▸ **Exercise aim**: Copy each line that holds "ylabel".

▸ **Supplied data**:
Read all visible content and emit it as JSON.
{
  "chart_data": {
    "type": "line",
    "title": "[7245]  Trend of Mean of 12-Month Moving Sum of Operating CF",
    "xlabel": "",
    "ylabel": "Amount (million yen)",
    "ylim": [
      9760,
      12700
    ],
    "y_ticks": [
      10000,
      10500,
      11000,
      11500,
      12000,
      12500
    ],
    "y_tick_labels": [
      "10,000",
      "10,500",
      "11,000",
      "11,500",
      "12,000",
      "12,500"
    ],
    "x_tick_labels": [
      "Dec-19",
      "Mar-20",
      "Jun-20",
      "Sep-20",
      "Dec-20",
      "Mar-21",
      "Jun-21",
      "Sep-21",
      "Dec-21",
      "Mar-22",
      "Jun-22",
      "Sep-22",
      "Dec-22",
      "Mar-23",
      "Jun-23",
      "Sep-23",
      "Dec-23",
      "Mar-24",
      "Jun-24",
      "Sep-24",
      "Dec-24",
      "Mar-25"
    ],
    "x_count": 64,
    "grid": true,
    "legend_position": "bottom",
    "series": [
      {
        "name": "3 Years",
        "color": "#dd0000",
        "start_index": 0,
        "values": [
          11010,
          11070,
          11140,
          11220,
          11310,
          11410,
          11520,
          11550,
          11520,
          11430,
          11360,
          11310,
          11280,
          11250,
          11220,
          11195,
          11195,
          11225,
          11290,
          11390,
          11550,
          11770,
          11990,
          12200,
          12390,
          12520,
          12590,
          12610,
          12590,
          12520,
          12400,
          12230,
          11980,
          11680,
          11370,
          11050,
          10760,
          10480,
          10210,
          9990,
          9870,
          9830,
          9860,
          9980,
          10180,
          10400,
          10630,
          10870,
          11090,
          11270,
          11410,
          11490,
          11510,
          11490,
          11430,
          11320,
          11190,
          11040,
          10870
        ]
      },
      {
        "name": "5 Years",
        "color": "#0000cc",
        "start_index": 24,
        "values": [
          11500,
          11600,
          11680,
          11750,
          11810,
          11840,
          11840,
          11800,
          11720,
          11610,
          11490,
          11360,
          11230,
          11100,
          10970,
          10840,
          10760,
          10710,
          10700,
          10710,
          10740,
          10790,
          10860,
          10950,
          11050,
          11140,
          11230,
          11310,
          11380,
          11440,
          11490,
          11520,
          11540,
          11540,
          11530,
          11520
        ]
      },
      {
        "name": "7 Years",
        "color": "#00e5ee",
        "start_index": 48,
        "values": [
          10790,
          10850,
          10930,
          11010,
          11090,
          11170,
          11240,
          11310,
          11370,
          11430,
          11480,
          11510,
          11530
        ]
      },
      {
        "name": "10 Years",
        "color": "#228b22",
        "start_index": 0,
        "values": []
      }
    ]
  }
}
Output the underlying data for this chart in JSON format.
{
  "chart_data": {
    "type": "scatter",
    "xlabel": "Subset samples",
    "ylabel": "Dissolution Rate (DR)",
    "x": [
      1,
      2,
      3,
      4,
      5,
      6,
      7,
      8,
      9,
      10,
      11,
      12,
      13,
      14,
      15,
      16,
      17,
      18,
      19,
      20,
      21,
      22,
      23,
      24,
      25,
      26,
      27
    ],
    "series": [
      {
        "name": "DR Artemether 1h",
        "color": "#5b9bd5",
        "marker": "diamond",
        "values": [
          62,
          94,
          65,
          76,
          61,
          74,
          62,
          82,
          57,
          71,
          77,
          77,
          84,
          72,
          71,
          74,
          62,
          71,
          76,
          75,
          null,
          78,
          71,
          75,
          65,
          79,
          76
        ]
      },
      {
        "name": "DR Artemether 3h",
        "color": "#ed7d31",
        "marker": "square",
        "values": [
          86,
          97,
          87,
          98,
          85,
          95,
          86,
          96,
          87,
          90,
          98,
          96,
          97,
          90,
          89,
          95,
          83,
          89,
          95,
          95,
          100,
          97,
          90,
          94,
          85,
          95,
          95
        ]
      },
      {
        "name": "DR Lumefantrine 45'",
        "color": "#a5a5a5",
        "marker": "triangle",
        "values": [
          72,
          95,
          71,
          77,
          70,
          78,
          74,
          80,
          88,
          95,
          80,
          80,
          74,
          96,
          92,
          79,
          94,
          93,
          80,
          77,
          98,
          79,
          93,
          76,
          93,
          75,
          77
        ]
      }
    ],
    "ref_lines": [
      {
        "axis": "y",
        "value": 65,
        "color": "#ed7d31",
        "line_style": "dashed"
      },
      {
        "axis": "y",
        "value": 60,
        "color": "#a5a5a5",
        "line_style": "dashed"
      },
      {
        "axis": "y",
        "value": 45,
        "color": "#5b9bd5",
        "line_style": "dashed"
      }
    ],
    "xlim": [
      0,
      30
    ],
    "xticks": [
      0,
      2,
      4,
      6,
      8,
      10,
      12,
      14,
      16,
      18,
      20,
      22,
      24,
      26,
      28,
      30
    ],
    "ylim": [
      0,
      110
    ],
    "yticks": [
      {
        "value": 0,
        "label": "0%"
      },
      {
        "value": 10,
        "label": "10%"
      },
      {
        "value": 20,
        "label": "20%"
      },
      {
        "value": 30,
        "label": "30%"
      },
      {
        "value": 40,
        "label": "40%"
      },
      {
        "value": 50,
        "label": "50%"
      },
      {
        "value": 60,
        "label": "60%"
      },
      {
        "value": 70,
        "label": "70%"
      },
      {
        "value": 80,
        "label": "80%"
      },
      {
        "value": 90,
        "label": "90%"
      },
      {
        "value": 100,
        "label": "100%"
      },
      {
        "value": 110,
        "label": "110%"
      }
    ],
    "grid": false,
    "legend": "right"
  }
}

▸ **Written solution**:
    "ylabel": "Amount (million yen)",
    "ylabel": "Dissolution Rate (DR)",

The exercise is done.